Each entry below is to be transcribed exactly.

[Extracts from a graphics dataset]
__________________________________________________
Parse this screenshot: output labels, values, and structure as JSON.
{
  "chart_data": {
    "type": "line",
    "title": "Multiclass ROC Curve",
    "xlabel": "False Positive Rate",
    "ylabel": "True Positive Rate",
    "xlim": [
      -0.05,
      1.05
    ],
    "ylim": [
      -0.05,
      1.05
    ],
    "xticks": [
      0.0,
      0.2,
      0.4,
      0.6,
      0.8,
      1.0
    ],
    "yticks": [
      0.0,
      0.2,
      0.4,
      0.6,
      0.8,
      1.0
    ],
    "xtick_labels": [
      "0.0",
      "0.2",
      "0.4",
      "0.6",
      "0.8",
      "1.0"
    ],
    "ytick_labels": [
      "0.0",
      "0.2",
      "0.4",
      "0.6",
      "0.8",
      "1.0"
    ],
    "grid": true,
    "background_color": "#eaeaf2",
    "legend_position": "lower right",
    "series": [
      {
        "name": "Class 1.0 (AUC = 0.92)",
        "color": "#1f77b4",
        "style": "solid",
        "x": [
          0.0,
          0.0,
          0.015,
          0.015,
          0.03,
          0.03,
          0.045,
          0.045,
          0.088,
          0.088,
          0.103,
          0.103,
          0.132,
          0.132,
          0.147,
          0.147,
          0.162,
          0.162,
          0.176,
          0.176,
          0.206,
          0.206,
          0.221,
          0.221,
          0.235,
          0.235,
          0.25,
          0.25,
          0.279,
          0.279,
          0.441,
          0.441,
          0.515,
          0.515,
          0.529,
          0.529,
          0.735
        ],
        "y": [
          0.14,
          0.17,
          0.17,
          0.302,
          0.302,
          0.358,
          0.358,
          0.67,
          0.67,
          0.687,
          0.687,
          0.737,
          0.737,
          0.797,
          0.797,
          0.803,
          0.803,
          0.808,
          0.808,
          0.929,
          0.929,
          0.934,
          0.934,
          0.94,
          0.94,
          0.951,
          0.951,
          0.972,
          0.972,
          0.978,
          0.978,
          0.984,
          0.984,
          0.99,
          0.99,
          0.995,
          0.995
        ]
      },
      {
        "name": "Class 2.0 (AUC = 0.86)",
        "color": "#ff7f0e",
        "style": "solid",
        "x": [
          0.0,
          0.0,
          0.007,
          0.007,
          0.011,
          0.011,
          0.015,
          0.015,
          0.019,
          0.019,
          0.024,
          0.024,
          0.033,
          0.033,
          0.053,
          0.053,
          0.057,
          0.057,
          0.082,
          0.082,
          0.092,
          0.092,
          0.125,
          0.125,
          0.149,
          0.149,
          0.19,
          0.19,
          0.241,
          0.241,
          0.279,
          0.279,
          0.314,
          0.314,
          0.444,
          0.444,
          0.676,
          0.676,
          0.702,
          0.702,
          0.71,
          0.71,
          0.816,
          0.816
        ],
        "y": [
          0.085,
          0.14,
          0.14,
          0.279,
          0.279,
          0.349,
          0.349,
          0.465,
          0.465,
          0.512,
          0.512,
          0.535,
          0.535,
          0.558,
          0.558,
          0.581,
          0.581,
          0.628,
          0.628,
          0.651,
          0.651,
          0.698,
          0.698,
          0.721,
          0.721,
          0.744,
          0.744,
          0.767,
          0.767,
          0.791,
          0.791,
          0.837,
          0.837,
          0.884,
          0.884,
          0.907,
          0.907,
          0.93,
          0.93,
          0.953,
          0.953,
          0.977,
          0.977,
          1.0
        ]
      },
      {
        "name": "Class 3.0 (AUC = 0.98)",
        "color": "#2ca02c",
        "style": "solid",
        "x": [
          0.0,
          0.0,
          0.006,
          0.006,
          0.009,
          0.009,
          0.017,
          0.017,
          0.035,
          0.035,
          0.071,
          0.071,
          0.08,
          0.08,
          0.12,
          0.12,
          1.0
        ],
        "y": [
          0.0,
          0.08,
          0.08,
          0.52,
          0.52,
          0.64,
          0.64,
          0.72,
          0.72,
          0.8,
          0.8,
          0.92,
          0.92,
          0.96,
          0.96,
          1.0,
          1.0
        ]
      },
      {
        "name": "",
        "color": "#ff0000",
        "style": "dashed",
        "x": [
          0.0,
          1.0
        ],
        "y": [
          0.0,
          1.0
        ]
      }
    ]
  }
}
__________________________________________________
- _FULL ANSWER_:
Parse this screenshot: output labels, values, and structure as JSON.
{
  "chart_data": {
    "type": "line",
    "title": "Multiclass ROC Curve",
    "xlabel": "False Positive Rate",
    "ylabel": "True Positive Rate",
    "xlim": [
      -0.05,
      1.05
    ],
    "ylim": [
      -0.05,
      1.05
    ],
    "xticks": [
      0.0,
      0.2,
      0.4,
      0.6,
      0.8,
      1.0
    ],
    "yticks": [
      0.0,
      0.2,
      0.4,
      0.6,
      0.8,
      1.0
    ],
    "xtick_labels": [
      "0.0",
      "0.2",
      "0.4",
      "0.6",
      "0.8",
      "1.0"
    ],
    "ytick_labels": [
      "0.0",
      "0.2",
      "0.4",
      "0.6",
      "0.8",
      "1.0"
    ],
    "grid": true,
    "background_color": "#eaeaf2",
    "legend_position": "lower right",
    "series": [
      {
        "name": "Class 1.0 (AUC = 0.92)",
        "color": "#1f77b4",
        "style": "solid",
        "x": [
          0.0,
          0.0,
          0.015,
          0.015,
          0.03,
          0.03,
          0.045,
          0.045,
          0.088,
          0.088,
          0.103,
          0.103,
          0.132,
          0.132,
          0.147,
          0.147,
          0.162,
          0.162,
          0.176,
          0.176,
          0.206,
          0.206,
          0.221,
          0.221,
          0.235,
          0.235,
          0.25,
          0.25,
          0.279,
          0.279,
          0.441,
          0.441,
          0.515,
          0.515,
          0.529,
          0.529,
          0.735
        ],
        "y": [
          0.14,
          0.17,
          0.17,
          0.302,
          0.302,
          0.358,
          0.358,
          0.67,
          0.67,
          0.687,
          0.687,
          0.737,
          0.737,
          0.797,
          0.797,
          0.803,
          0.803,
          0.808,
          0.808,
          0.929,
          0.929,
          0.934,
          0.934,
          0.94,
          0.94,
          0.951,
          0.951,
          0.972,
          0.972,
          0.978,
          0.978,
          0.984,
          0.984,
          0.99,
          0.99,
          0.995,
          0.995
        ]
      },
      {
        "name": "Class 2.0 (AUC = 0.86)",
        "color": "#ff7f0e",
        "style": "solid",
        "x": [
          0.0,
          0.0,
          0.007,
          0.007,
          0.011,
          0.011,
          0.015,
          0.015,
          0.019,
          0.019,
          0.024,
          0.024,
          0.033,
          0.033,
          0.053,
          0.053,
          0.057,
          0.057,
          0.082,
          0.082,
          0.092,
          0.092,
          0.125,
          0.125,
          0.149,
          0.149,
          0.19,
          0.19,
          0.241,
          0.241,
          0.279,
          0.279,
          0.314,
          0.314,
          0.444,
          0.444,
          0.676,
          0.676,
          0.702,
          0.702,
          0.71,
          0.71,
          0.816,
          0.816
        ],
        "y": [
          0.085,
          0.14,
          0.14,
          0.279,
          0.279,
          0.349,
          0.349,
          0.465,
          0.465,
          0.512,
          0.512,
          0.535,
          0.535,
          0.558,
          0.558,
          0.581,
          0.581,
          0.628,
          0.628,
          0.651,
          0.651,
          0.698,
          0.698,
          0.721,
          0.721,
          0.744,
          0.744,
          0.767,
          0.767,
          0.791,
          0.791,
          0.837,
          0.837,
          0.884,
          0.884,
          0.907,
          0.907,
          0.93,
          0.93,
          0.953,
          0.953,
          0.977,
          0.977,
          1.0
        ]
      },
      {
        "name": "Class 3.0 (AUC = 0.98)",
        "color": "#2ca02c",
        "style": "solid",
        "x": [
          0.0,
          0.0,
          0.006,
          0.006,
          0.009,
          0.009,
          0.017,
          0.017,
          0.035,
          0.035,
          0.071,
          0.071,
          0.08,
          0.08,
          0.12,
          0.12,
          1.0
        ],
        "y": [
          0.0,
          0.08,
          0.08,
          0.52,
          0.52,
          0.64,
          0.64,
          0.72,
          0.72,
          0.8,
          0.8,
          0.92,
          0.92,
          0.96,
          0.96,
          1.0,
          1.0
        ]
      },
      {
        "name": "",
        "color": "#ff0000",
        "style": "dashed",
        "x": [
          0.0,
          1.0
        ],
        "y": [
          0.0,
          1.0
        ]
      }
    ]
  }
}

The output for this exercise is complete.